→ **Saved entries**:
+ + + + + + +

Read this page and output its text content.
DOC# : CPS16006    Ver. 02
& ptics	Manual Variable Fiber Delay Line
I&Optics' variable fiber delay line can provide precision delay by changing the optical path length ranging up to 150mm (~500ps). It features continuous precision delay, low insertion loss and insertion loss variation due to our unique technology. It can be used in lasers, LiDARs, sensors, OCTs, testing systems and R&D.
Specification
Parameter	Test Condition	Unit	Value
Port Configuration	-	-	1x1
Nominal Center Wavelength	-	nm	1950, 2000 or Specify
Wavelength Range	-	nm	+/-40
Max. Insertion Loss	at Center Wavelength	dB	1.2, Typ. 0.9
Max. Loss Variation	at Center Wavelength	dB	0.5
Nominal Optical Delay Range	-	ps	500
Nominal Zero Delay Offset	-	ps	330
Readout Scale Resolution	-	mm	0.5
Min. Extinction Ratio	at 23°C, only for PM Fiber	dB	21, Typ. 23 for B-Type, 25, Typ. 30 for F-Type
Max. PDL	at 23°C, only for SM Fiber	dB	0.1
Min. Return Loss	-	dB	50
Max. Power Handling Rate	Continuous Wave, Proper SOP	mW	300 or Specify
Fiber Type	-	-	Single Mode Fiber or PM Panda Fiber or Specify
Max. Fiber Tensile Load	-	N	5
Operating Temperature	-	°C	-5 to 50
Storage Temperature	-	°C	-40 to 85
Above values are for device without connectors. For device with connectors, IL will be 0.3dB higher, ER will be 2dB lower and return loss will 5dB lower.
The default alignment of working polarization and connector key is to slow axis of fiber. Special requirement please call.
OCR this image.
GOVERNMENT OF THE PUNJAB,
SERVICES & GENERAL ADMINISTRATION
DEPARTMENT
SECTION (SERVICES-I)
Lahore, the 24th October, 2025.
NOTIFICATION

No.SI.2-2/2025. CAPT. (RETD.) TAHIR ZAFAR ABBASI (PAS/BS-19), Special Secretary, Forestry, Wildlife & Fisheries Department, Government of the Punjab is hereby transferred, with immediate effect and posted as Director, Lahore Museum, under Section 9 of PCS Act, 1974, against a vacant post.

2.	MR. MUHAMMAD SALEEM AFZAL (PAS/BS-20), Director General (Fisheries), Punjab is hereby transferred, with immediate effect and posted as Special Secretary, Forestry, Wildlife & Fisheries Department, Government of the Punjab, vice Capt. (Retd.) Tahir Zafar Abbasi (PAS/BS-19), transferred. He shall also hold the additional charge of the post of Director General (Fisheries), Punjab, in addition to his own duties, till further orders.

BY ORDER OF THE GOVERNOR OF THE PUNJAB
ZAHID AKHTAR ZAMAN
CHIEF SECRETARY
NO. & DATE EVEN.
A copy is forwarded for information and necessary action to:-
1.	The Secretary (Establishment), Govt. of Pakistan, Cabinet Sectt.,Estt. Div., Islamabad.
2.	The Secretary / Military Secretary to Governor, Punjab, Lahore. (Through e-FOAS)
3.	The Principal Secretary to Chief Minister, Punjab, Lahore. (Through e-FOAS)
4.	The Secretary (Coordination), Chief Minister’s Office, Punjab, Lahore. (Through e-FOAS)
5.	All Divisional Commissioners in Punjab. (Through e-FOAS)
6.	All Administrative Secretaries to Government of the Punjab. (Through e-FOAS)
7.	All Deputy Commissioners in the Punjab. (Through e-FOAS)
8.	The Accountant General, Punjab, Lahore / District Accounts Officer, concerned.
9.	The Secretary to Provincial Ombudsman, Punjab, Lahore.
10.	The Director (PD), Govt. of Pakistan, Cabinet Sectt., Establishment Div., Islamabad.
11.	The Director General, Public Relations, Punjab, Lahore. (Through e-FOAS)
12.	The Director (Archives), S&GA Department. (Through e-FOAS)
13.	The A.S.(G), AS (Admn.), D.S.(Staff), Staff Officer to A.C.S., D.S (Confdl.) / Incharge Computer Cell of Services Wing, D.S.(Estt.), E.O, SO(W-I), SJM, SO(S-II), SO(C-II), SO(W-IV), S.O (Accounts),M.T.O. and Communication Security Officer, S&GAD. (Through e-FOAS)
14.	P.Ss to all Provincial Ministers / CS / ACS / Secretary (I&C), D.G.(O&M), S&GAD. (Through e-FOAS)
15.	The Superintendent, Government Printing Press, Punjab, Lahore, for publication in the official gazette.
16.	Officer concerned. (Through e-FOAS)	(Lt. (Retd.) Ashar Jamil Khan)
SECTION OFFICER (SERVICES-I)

+ + + + + + +

→ **Directive**:
Work through the records line by line and tally those holding "Pakistan". Reply with the number alone.

→ **Result for this exercise**:
2